Only the pictures are left out: repeat the rest of the entries exactly.

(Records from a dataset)
= = = = = = =

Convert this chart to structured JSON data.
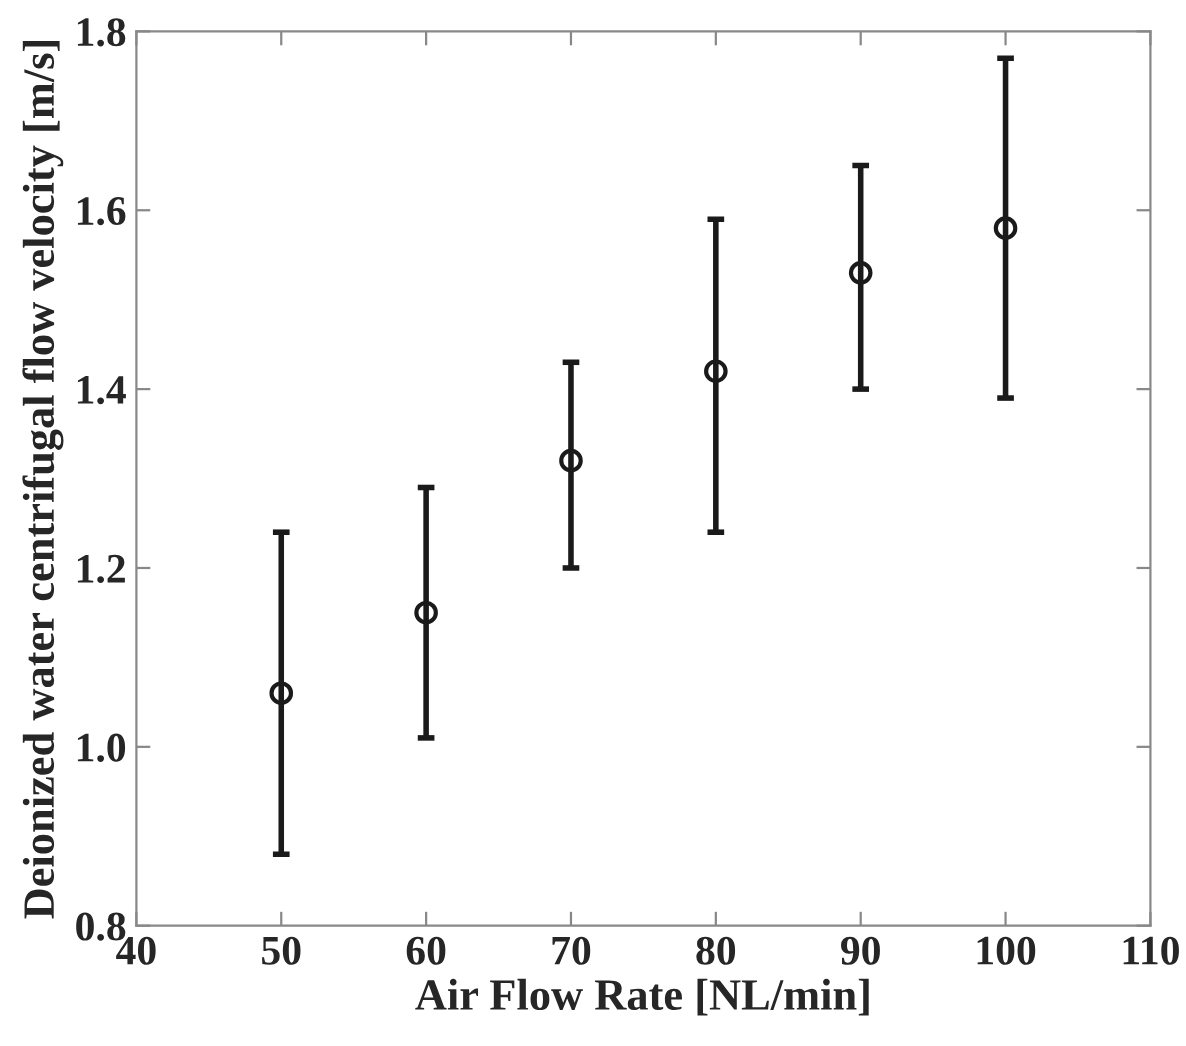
{
  "chart_data": {
    "type": "scatter",
    "xlabel": "Air Flow Rate [NL/min]",
    "ylabel": "Deionized water centrifugal flow velocity [m/s]",
    "x": [
      50,
      60,
      70,
      80,
      90,
      100
    ],
    "values": [
      1.06,
      1.15,
      1.32,
      1.42,
      1.53,
      1.58
    ],
    "errors": [
      [
        0.88,
        1.24
      ],
      [
        1.01,
        1.29
      ],
      [
        1.2,
        1.43
      ],
      [
        1.24,
        1.59
      ],
      [
        1.4,
        1.65
      ],
      [
        1.39,
        1.77
      ]
    ],
    "color": "#1a1a1a",
    "marker": "circle",
    "xlim": [
      40,
      110
    ],
    "xticks": [
      40,
      50,
      60,
      70,
      80,
      90,
      100,
      110
    ],
    "ylim": [
      0.8,
      1.8
    ],
    "yticks": [
      {
        "value": 0.8,
        "label": "0.8"
      },
      {
        "value": 1.0,
        "label": "1.0"
      },
      {
        "value": 1.2,
        "label": "1.2"
      },
      {
        "value": 1.4,
        "label": "1.4"
      },
      {
        "value": 1.6,
        "label": "1.6"
      },
      {
        "value": 1.8,
        "label": "1.8"
      }
    ],
    "grid": false,
    "legend": false
  }
}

= = = = = = =

RESULT FOR THIS TASK
Convert this chart to structured JSON data.
{
  "chart_data": {
    "type": "scatter",
    "xlabel": "Air Flow Rate [NL/min]",
    "ylabel": "Deionized water centrifugal flow velocity [m/s]",
    "x": [
      50,
      60,
      70,
      80,
      90,
      100
    ],
    "values": [
      1.06,
      1.15,
      1.32,
      1.42,
      1.53,
      1.58
    ],
    "errors": [
      [
        0.88,
        1.24
      ],
      [
        1.01,
        1.29
      ],
      [
        1.2,
        1.43
      ],
      [
        1.24,
        1.59
      ],
      [
        1.4,
        1.65
      ],
      [
        1.39,
        1.77
      ]
    ],
    "color": "#1a1a1a",
    "marker": "circle",
    "xlim": [
      40,
      110
    ],
    "xticks": [
      40,
      50,
      60,
      70,
      80,
      90,
      100,
      110
    ],
    "ylim": [
      0.8,
      1.8
    ],
    "yticks": [
      {
        "value": 0.8,
        "label": "0.8"
      },
      {
        "value": 1.0,
        "label": "1.0"
      },
      {
        "value": 1.2,
        "label": "1.2"
      },
      {
        "value": 1.4,
        "label": "1.4"
      },
      {
        "value": 1.6,
        "label": "1.6"
      },
      {
        "value": 1.8,
        "label": "1.8"
      }
    ],
    "grid": false,
    "legend": false
  }
}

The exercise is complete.